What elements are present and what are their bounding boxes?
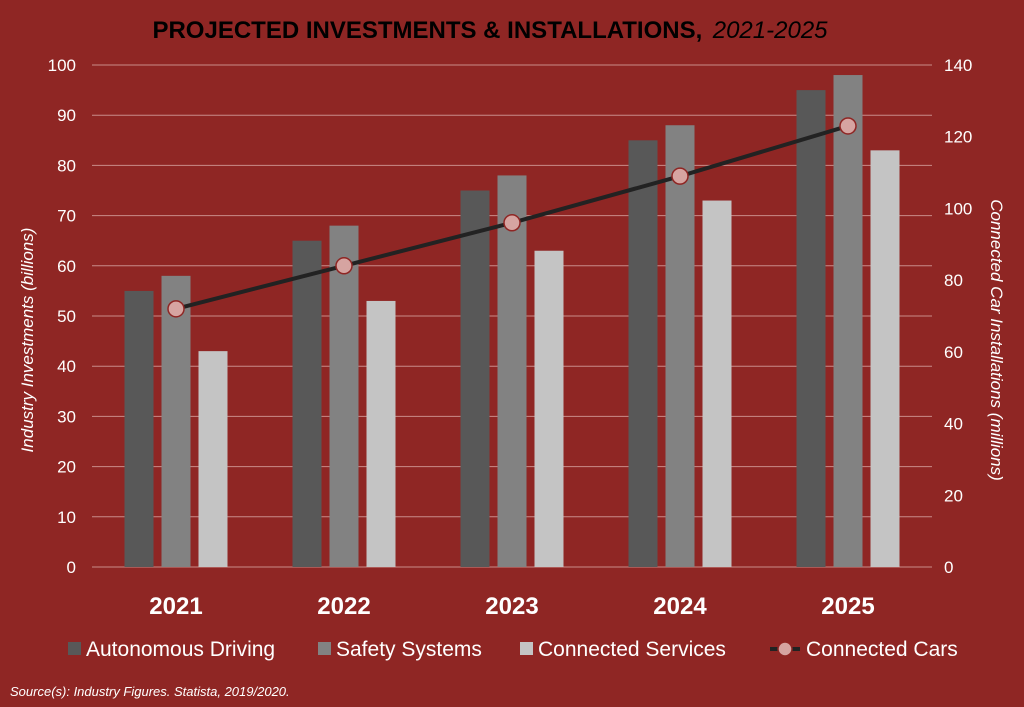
- y2-tick-120: 120: [944, 128, 972, 147]
- y-tick-30: 30: [57, 407, 76, 426]
- y2-tick-140: 140: [944, 56, 972, 75]
- bar-safety-systems-2025: [833, 75, 863, 567]
- y-tick-0: 0: [67, 558, 76, 577]
- y-tick-100: 100: [48, 56, 76, 75]
- point-connected-cars-2023: [503, 214, 521, 232]
- source-note: Source(s): Industry Figures. Statista, 2…: [10, 684, 290, 699]
- y-tick-70: 70: [57, 207, 76, 226]
- y-axis-ticks: 0 10 20 30 40 50 60 70 80 90 100: [48, 56, 76, 577]
- point-connected-cars-2022: [335, 257, 353, 275]
- legend-swatch-connected-services: [520, 642, 533, 655]
- x-tick-2025: 2025: [821, 593, 874, 620]
- y-tick-90: 90: [57, 106, 76, 125]
- x-axis-ticks: 2021 2022 2023 2024 2025: [149, 593, 874, 620]
- y-tick-20: 20: [57, 458, 76, 477]
- y-tick-10: 10: [57, 508, 76, 527]
- x-tick-2023: 2023: [485, 593, 538, 620]
- bar-connected-services-2024: [702, 200, 732, 568]
- legend-marker-connected-cars: [777, 641, 793, 657]
- point-connected-cars-2025: [839, 117, 857, 135]
- point-connected-cars-2024: [671, 167, 689, 185]
- point-connected-cars-2021: [167, 300, 185, 318]
- x-tick-2024: 2024: [653, 593, 707, 620]
- y-axis-label: Industry Investments (billions): [18, 228, 37, 453]
- y-tick-60: 60: [57, 257, 76, 276]
- bar-connected-services-2021: [198, 351, 228, 567]
- bar-connected-services-2022: [366, 300, 396, 567]
- bar-safety-systems-2024: [665, 125, 695, 568]
- bar-safety-systems-2021: [161, 275, 191, 567]
- y2-tick-60: 60: [944, 343, 963, 362]
- y2-tick-40: 40: [944, 415, 963, 434]
- y2-tick-100: 100: [944, 199, 972, 218]
- x-tick-2021: 2021: [149, 593, 202, 620]
- bar-connected-services-2025: [870, 150, 900, 567]
- chart-title: PROJECTED INVESTMENTS & INSTALLATIONS, 2…: [152, 17, 828, 44]
- y2-axis-label: Connected Car Installations (millions): [987, 199, 1006, 481]
- legend: Autonomous Driving Safety Systems Connecte…: [68, 638, 958, 661]
- legend-swatch-safety-systems: [318, 642, 331, 655]
- y-tick-50: 50: [57, 307, 76, 326]
- bar-safety-systems-2023: [497, 175, 527, 567]
- bar-connected-services-2023: [534, 250, 564, 568]
- legend-label-connected-cars: Connected Cars: [806, 638, 958, 661]
- y-tick-80: 80: [57, 156, 76, 175]
- bar-autonomous-driving-2022: [292, 240, 322, 567]
- bar-safety-systems-2022: [329, 225, 359, 567]
- y2-axis-ticks: 0 20 40 60 80 100 120 140: [944, 56, 972, 577]
- y-tick-40: 40: [57, 357, 76, 376]
- chart-title-sub: 2021-2025: [712, 17, 828, 44]
- y2-tick-80: 80: [944, 271, 963, 290]
- legend-label-autonomous-driving: Autonomous Driving: [86, 638, 275, 661]
- line-series: [167, 117, 857, 318]
- bars: [124, 75, 900, 568]
- y2-tick-20: 20: [944, 486, 963, 505]
- x-tick-2022: 2022: [317, 593, 370, 620]
- bar-autonomous-driving-2025: [796, 90, 826, 567]
- legend-label-safety-systems: Safety Systems: [336, 638, 482, 661]
- legend-label-connected-services: Connected Services: [538, 638, 726, 661]
- legend-swatch-autonomous-driving: [68, 642, 81, 655]
- bar-autonomous-driving-2024: [628, 140, 658, 568]
- y2-tick-0: 0: [944, 558, 953, 577]
- chart-title-main: PROJECTED INVESTMENTS & INSTALLATIONS,: [152, 17, 702, 44]
- bar-autonomous-driving-2023: [460, 190, 490, 567]
- bar-autonomous-driving-2021: [124, 290, 154, 567]
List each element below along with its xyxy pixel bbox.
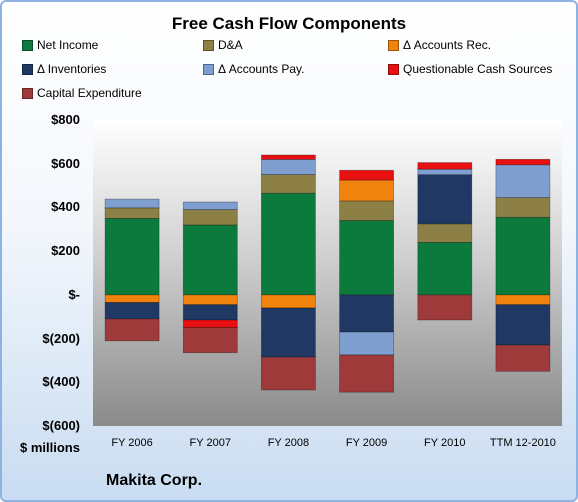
y-tick-label: $400 (51, 199, 80, 215)
bar-segment--inventories-5 (417, 174, 473, 225)
bar-segment--accounts-pay--1 (104, 198, 160, 209)
legend-label: Capital Expenditure (37, 86, 142, 100)
bar-segment-questionable-cash-sources-5 (417, 162, 473, 170)
legend-label: Δ Inventories (37, 62, 107, 76)
legend-swatch (22, 87, 33, 99)
legend-item: Δ Accounts Pay. (203, 62, 305, 76)
x-tick-label: FY 2009 (345, 437, 388, 449)
bar-segment--accounts-rec--4 (339, 179, 395, 202)
plot-background (93, 120, 562, 426)
bar-segment-net-income-4 (339, 220, 395, 296)
bar-segment-d-a-6 (495, 197, 551, 218)
bar-segment--inventories-3 (260, 307, 316, 358)
bar-segment--inventories-1 (104, 302, 160, 320)
bar-segment--accounts-pay--3 (260, 158, 316, 176)
legend-item: Δ Accounts Rec. (388, 38, 491, 52)
bar-segment-capital-expenditure-2 (182, 327, 238, 354)
bar-segment-net-income-6 (495, 216, 551, 296)
bar-segment--accounts-pay--6 (495, 164, 551, 199)
legend-item: D&A (203, 38, 243, 52)
bar-segment-capital-expenditure-6 (495, 344, 551, 372)
y-tick-label: $(600) (42, 418, 80, 433)
y-tick-label: $(400) (42, 374, 80, 390)
bar-segment-capital-expenditure-5 (417, 294, 473, 321)
legend-item: Net Income (22, 38, 98, 52)
bar-segment-d-a-3 (260, 174, 316, 194)
bar-segment-d-a-5 (417, 223, 473, 243)
legend-label: Net Income (37, 38, 99, 52)
bar-segment-questionable-cash-sources-2 (182, 319, 238, 328)
legend-item: Capital Expenditure (22, 86, 142, 100)
bar-segment--accounts-rec--2 (182, 294, 238, 306)
bar-segment-questionable-cash-sources-3 (260, 154, 316, 160)
bar-segment-d-a-2 (182, 209, 238, 226)
bar-segment--inventories-6 (495, 304, 551, 346)
bar-segment--accounts-pay--4 (339, 331, 395, 356)
y-tick-label: $(200) (42, 330, 80, 346)
legend-swatch (203, 63, 214, 75)
bar-segment-questionable-cash-sources-6 (495, 158, 551, 166)
y-tick-label: $200 (51, 243, 80, 259)
bar-segment--accounts-rec--1 (104, 294, 160, 303)
bar-segment--accounts-rec--6 (495, 294, 551, 306)
chart-title: Free Cash Flow Components (171, 14, 407, 33)
bar-segment-d-a-1 (104, 207, 160, 219)
x-tick-label: FY 2006 (111, 437, 153, 449)
bar-segment-net-income-3 (260, 192, 316, 296)
legend-swatch (22, 63, 33, 75)
x-tick-label: FY 2007 (189, 437, 231, 449)
bar-segment-capital-expenditure-3 (260, 356, 316, 391)
x-tick-label: FY 2010 (424, 437, 466, 449)
bar-segment--accounts-pay--2 (182, 201, 238, 210)
x-tick-label: FY 2008 (267, 437, 310, 449)
bar-segment-capital-expenditure-1 (104, 318, 160, 342)
y-axis-unit-label: $ millions (20, 440, 80, 455)
bar-segment-questionable-cash-sources-4 (339, 169, 395, 181)
bar-segment--accounts-pay--5 (417, 168, 473, 176)
bar-segment--inventories-4 (339, 294, 395, 333)
legend-swatch (203, 39, 214, 51)
bar-segment--inventories-2 (182, 304, 238, 321)
bar-segment-net-income-2 (182, 224, 238, 296)
bar-segment-capital-expenditure-4 (339, 354, 395, 393)
company-label: Makita Corp. (106, 472, 203, 489)
legend-label: D&A (218, 38, 243, 52)
legend-swatch (388, 63, 399, 75)
legend-label: Δ Accounts Rec. (403, 38, 492, 52)
bar-segment-d-a-4 (339, 200, 395, 221)
y-tick-label: $600 (51, 155, 80, 171)
legend-swatch (22, 39, 33, 51)
y-tick-label: $- (68, 286, 80, 302)
bar-segment-net-income-5 (417, 241, 473, 296)
legend-label: Δ Accounts Pay. (218, 62, 305, 76)
legend-swatch (388, 39, 399, 51)
bar-segment--accounts-rec--3 (260, 294, 316, 309)
bar-segment-net-income-1 (104, 217, 160, 296)
legend-item: Δ Inventories (22, 62, 106, 76)
x-tick-label: TTM 12-2010 (489, 437, 556, 449)
legend-item: Questionable Cash Sources (388, 62, 552, 76)
y-tick-label: $800 (51, 112, 80, 127)
legend-label: Questionable Cash Sources (403, 62, 553, 76)
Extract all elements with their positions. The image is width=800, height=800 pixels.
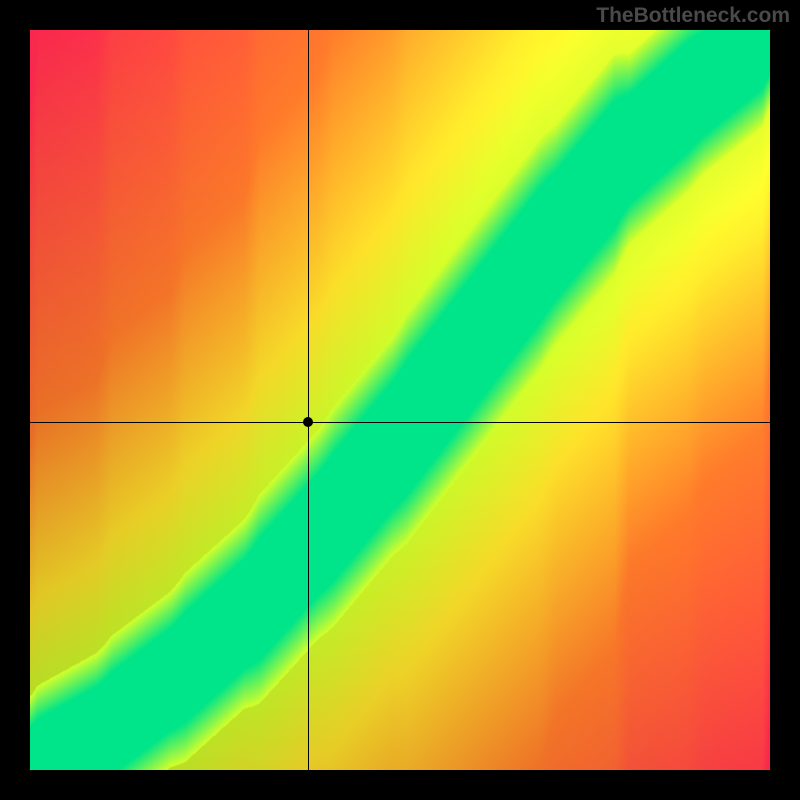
crosshair-horizontal [30, 422, 770, 423]
chart-container: TheBottleneck.com [0, 0, 800, 800]
heatmap-plot [30, 30, 770, 770]
crosshair-vertical [308, 30, 309, 770]
watermark-text: TheBottleneck.com [596, 4, 790, 28]
marker-dot [303, 417, 313, 427]
heatmap-canvas [30, 30, 770, 770]
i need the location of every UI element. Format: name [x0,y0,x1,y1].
■ ■ ■ ■ ■ ■ ■
What the exercise asks: Pick out and copy each line of the records above that contains the word "chart".

Task response:
- chart-title: PROJECTED INVESTMENTS & INSTALLATIONS, 2…: [152, 17, 828, 44]
- chart-title-sub: 2021-2025: [712, 17, 828, 44]
- chart-title-main: PROJECTED INVESTMENTS & INSTALLATIONS,: [152, 17, 702, 44]
chart-title: Free Cash Flow Components (171, 14, 407, 33)
chart-container: TheBottleneck.com [0, 0, 800, 800]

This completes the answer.